» TASK PROMPT: Produce a verbatim copy of the entries listed below.

» EXTRACTED DATA:
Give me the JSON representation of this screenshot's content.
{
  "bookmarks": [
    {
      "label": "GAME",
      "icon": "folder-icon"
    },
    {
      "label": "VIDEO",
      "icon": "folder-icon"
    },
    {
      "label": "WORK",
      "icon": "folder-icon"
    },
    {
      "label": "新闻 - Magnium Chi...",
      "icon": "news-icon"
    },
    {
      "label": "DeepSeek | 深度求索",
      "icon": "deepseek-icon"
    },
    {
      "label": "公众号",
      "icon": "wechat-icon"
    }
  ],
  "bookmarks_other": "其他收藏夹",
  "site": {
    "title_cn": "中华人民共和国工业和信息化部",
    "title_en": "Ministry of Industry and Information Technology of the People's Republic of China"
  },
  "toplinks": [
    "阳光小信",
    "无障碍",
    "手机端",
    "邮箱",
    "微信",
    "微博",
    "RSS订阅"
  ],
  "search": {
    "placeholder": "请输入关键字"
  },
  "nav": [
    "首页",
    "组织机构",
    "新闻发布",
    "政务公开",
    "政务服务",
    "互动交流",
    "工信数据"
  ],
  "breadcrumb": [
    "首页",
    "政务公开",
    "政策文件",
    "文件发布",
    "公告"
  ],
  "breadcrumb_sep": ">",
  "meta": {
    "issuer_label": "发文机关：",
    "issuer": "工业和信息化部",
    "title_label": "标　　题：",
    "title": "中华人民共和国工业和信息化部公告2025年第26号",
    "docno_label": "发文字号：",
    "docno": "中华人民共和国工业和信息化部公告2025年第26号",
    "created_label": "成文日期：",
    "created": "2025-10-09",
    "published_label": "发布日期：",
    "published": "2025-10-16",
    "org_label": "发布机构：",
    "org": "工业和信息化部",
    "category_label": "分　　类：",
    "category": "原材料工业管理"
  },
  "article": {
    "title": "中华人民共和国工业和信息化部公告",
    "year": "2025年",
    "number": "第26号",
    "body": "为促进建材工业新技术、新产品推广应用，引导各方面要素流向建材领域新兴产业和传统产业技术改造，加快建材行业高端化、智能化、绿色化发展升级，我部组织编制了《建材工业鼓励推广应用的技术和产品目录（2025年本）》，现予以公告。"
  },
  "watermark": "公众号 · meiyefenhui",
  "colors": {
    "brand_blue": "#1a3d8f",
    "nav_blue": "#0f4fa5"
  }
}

» REPLY:
Give me the JSON representation of this screenshot's content.
{
  "bookmarks": [
    {
      "label": "GAME",
      "icon": "folder-icon"
    },
    {
      "label": "VIDEO",
      "icon": "folder-icon"
    },
    {
      "label": "WORK",
      "icon": "folder-icon"
    },
    {
      "label": "新闻 - Magnium Chi...",
      "icon": "news-icon"
    },
    {
      "label": "DeepSeek | 深度求索",
      "icon": "deepseek-icon"
    },
    {
      "label": "公众号",
      "icon": "wechat-icon"
    }
  ],
  "bookmarks_other": "其他收藏夹",
  "site": {
    "title_cn": "中华人民共和国工业和信息化部",
    "title_en": "Ministry of Industry and Information Technology of the People's Republic of China"
  },
  "toplinks": [
    "阳光小信",
    "无障碍",
    "手机端",
    "邮箱",
    "微信",
    "微博",
    "RSS订阅"
  ],
  "search": {
    "placeholder": "请输入关键字"
  },
  "nav": [
    "首页",
    "组织机构",
    "新闻发布",
    "政务公开",
    "政务服务",
    "互动交流",
    "工信数据"
  ],
  "breadcrumb": [
    "首页",
    "政务公开",
    "政策文件",
    "文件发布",
    "公告"
  ],
  "breadcrumb_sep": ">",
  "meta": {
    "issuer_label": "发文机关：",
    "issuer": "工业和信息化部",
    "title_label": "标　　题：",
    "title": "中华人民共和国工业和信息化部公告2025年第26号",
    "docno_label": "发文字号：",
    "docno": "中华人民共和国工业和信息化部公告2025年第26号",
    "created_label": "成文日期：",
    "created": "2025-10-09",
    "published_label": "发布日期：",
    "published": "2025-10-16",
    "org_label": "发布机构：",
    "org": "工业和信息化部",
    "category_label": "分　　类：",
    "category": "原材料工业管理"
  },
  "article": {
    "title": "中华人民共和国工业和信息化部公告",
    "year": "2025年",
    "number": "第26号",
    "body": "为促进建材工业新技术、新产品推广应用，引导各方面要素流向建材领域新兴产业和传统产业技术改造，加快建材行业高端化、智能化、绿色化发展升级，我部组织编制了《建材工业鼓励推广应用的技术和产品目录（2025年本）》，现予以公告。"
  },
  "watermark": "公众号 · meiyefenhui",
  "colors": {
    "brand_blue": "#1a3d8f",
    "nav_blue": "#0f4fa5"
  }
}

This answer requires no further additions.